§ Brief:
Review the lines that follow and copy each one that contains the word "möglich".

§ Stored items:
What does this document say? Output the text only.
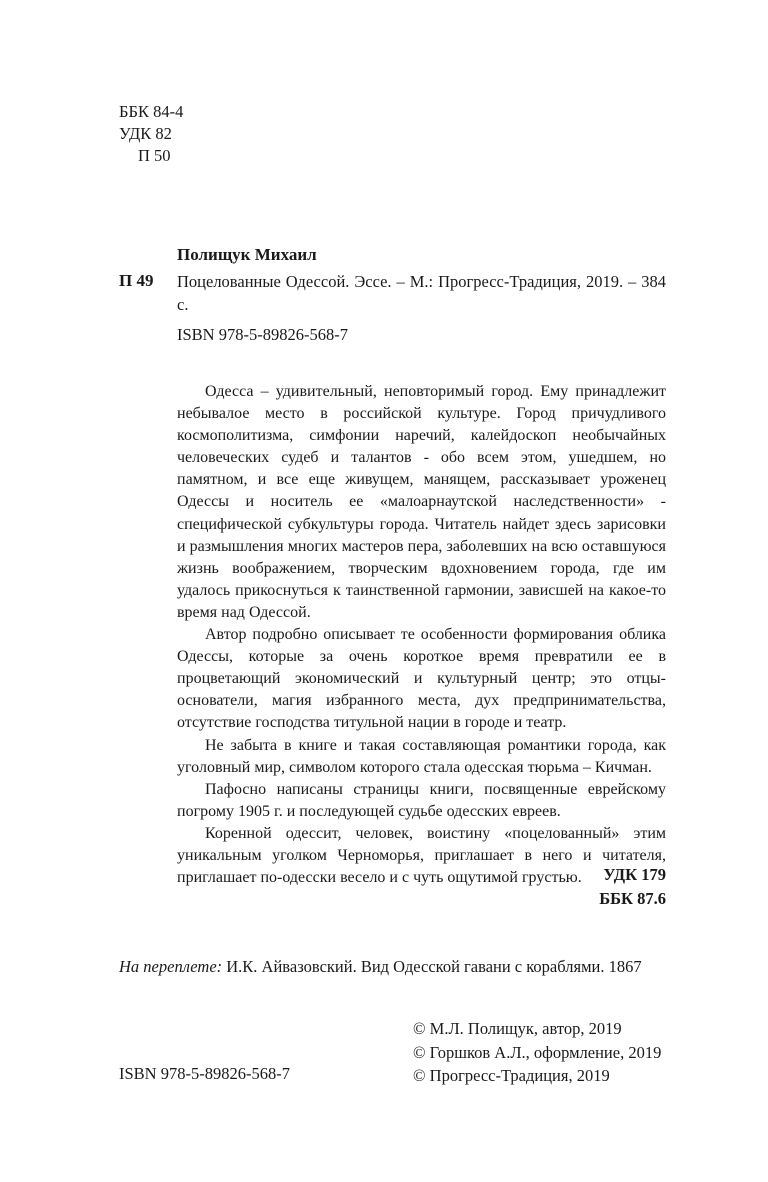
ББК 84-4
УДК 82
П 50
Полищук Михаил
П 49 Поцелованные Одессой. Эссе. – М.: Прогресс-Традиция, 2019. – 384 с.
ISBN 978-5-89826-568-7

Одесса – удивительный, неповторимый город. Ему принадлежит небывалое место в российской культуре. Город причудливого космополитизма, симфонии наречий, калейдоскоп необычайных человеческих судеб и талантов - обо всем этом, ушедшем, но памятном, и все еще живущем, манящем, рассказывает уроженец Одессы и носитель ее «малоарнаутской наследственности» - специфической субкультуры города. Читатель найдет здесь зарисовки и размышления многих мастеров пера, заболевших на всю оставшуюся жизнь воображением, творческим вдохновением города, где им удалось прикоснуться к таинственной гармонии, зависшей на какое-то время над Одессой.

Автор подробно описывает те особенности формирования облика Одессы, которые за очень короткое время превратили ее в процветающий экономический и культурный центр; это отцы-основатели, магия избранного места, дух предпринимательства, отсутствие господства титульной нации в городе и театр.

Не забыта в книге и такая составляющая романтики города, как уголовный мир, символом которого стала одесская тюрьма – Кичман.

Пафосно написаны страницы книги, посвященные еврейскому погрому 1905 г. и последующей судьбе одесских евреев.

Коренной одессит, человек, воистину «поцелованный» этим уникальным уголком Черноморья, приглашает в него и читателя, приглашает по-одесски весело и с чуть ощутимой грустью.	УДК 179
ББК 87.6
На переплете: И.К. Айвазовский. Вид Одесской гавани с кораблями. 1867
ISBN 978-5-89826-568-7
© М.Л. Полищук, автор, 2019
© Горшков А.Л., оформление, 2019
© Прогресс-Традиция, 2019
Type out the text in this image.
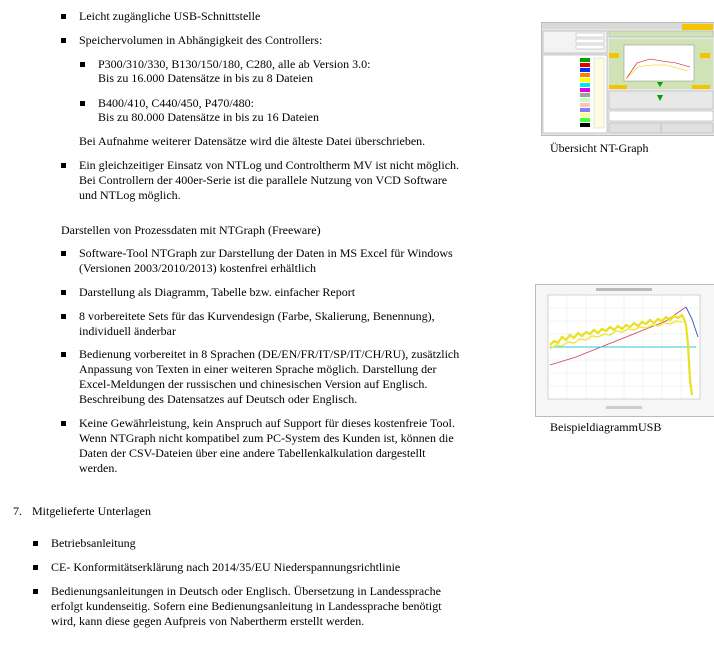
Leicht zugängliche USB-Schnittstelle
Speichervolumen in Abhängigkeit des Controllers:
P300/310/330, B130/150/180, C280, alle ab Version 3.0:
Bis zu 16.000 Datensätze in bis zu 8 Dateien
B400/410, C440/450, P470/480:
Bis zu 80.000 Datensätze in bis zu 16 Dateien
Bei Aufnahme weiterer Datensätze wird die älteste Datei überschrieben.
Ein gleichzeitiger Einsatz von NTLog und Controltherm MV ist nicht möglich.
Bei Controllern der 400er-Serie ist die parallele Nutzung von VCD Software
und NTLog möglich.
Darstellen von Prozessdaten mit NTGraph (Freeware)
Software-Tool NTGraph zur Darstellung der Daten in MS Excel für Windows
(Versionen 2003/2010/2013) kostenfrei erhältlich
Darstellung als Diagramm, Tabelle bzw. einfacher Report
8 vorbereitete Sets für das Kurvendesign (Farbe, Skalierung, Benennung),
individuell änderbar
Bedienung vorbereitet in 8 Sprachen (DE/EN/FR/IT/SP/IT/CH/RU), zusätzlich
Anpassung von Texten in einer weiteren Sprache möglich. Darstellung der
Excel-Meldungen der russischen und chinesischen Version auf Englisch.
Beschreibung des Datensatzes auf Deutsch oder Englisch.
Keine Gewährleistung, kein Anspruch auf Support für dieses kostenfreie Tool.
Wenn NTGraph nicht kompatibel zum PC-System des Kunden ist, können die
Daten der CSV-Dateien über eine andere Tabellenkalkulation dargestellt
werden.
7. Mitgelieferte Unterlagen
Betriebsanleitung
CE- Konformitätserklärung nach 2014/35/EU Niederspannungsrichtlinie
Bedienungsanleitungen in Deutsch oder Englisch. Übersetzung in Landessprache
erfolgt kundenseitig. Sofern eine Bedienungsanleitung in Landessprache benötigt
wird, kann diese gegen Aufpreis von Nabertherm erstellt werden.
Übersicht NT-Graph
BeispieldiagrammUSB
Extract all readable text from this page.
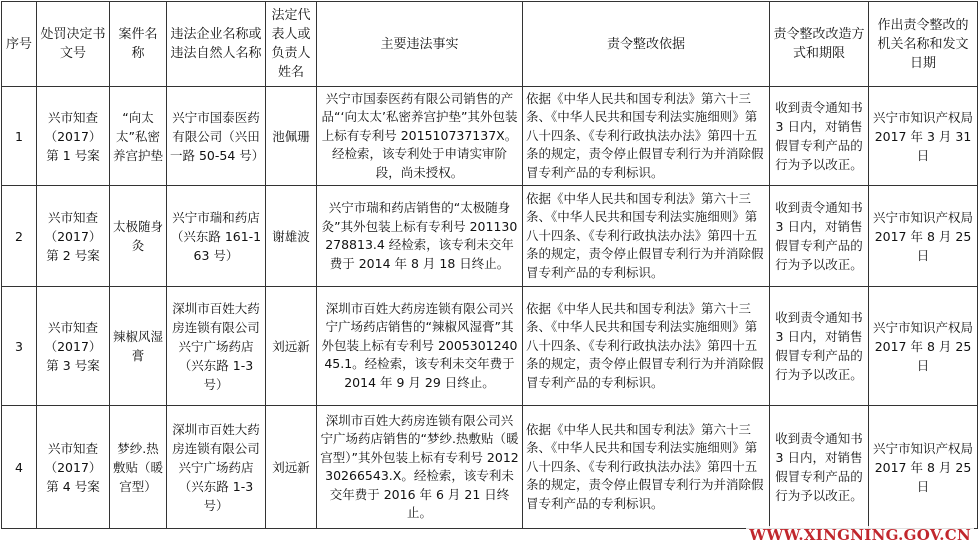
序号	处罚决定书文号	案件名称	违法企业名称或违法自然人名称	法定代表人或负责人姓名	主要违法事实	责令整改依据	责令整改改造方式和期限	作出责令整改的机关名称和发文日期
1	兴市知查（2017）第 1 号案	“向太太”私密养宫护垫	兴宁市国泰医药有限公司（兴田一路 50-54 号）	池佩珊	兴宁市国泰医药有限公司销售的产品“‘向太太’私密养宫护垫”其外包装上标有专利号 201510737137X。经检索，该专利处于申请实审阶段，尚未授权。	依据《中华人民共和国专利法》第六十三条、《中华人民共和国专利法实施细则》第八十四条、《专利行政执法办法》第四十五条的规定，责令停止假冒专利行为并消除假冒专利产品的专利标识。	收到责令通知书 3 日内，对销售假冒专利产品的行为予以改正。	兴宁市知识产权局 2017 年 3 月 31 日
2	兴市知查（2017）第 2 号案	太极随身灸	兴宁市瑞和药店（兴东路 161-163 号）	谢雄波	兴宁市瑞和药店销售的“太极随身灸”其外包装上标有专利号 201130278813.4 经检索，该专利未交年费于 2014 年 8 月 18 日终止。	依据《中华人民共和国专利法》第六十三条、《中华人民共和国专利法实施细则》第八十四条、《专利行政执法办法》第四十五条的规定，责令停止假冒专利行为并消除假冒专利产品的专利标识。	收到责令通知书 3 日内，对销售假冒专利产品的行为予以改正。	兴宁市知识产权局 2017 年 8 月 25 日
3	兴市知查（2017）第 3 号案	辣椒风湿膏	深圳市百姓大药房连锁有限公司兴宁广场药店（兴东路 1-3 号）	刘远新	深圳市百姓大药房连锁有限公司兴宁广场药店销售的“辣椒风湿膏”其外包装上标有专利号 200530124045.1。经检索，该专利未交年费于 2014 年 9 月 29 日终止。	依据《中华人民共和国专利法》第六十三条、《中华人民共和国专利法实施细则》第八十四条、《专利行政执法办法》第四十五条的规定，责令停止假冒专利行为并消除假冒专利产品的专利标识。	收到责令通知书 3 日内，对销售假冒专利产品的行为予以改正。	兴宁市知识产权局 2017 年 8 月 25 日
4	兴市知查（2017）第 4 号案	梦纱.热敷贴（暖宫型）	深圳市百姓大药房连锁有限公司兴宁广场药店（兴东路 1-3 号）	刘远新	深圳市百姓大药房连锁有限公司兴宁广场药店销售的“梦纱.热敷贴（暖宫型）”其外包装上标有专利号 201230266543.X。经检索，该专利未交年费于 2016 年 6 月 21 日终止。	依据《中华人民共和国专利法》第六十三条、《中华人民共和国专利法实施细则》第八十四条、《专利行政执法办法》第四十五条的规定，责令停止假冒专利行为并消除假冒专利产品的专利标识。	收到责令通知书 3 日内，对销售假冒专利产品的行为予以改正。	兴宁市知识产权局 2017 年 8 月 25 日
WWW.XINGNING.GOV.CN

§ Response for this exercise:
Ein gleichzeitiger Einsatz von NTLog und Controltherm MV ist nicht möglich.
und NTLog möglich.
Anpassung von Texten in einer weiteren Sprache möglich. Darstellung der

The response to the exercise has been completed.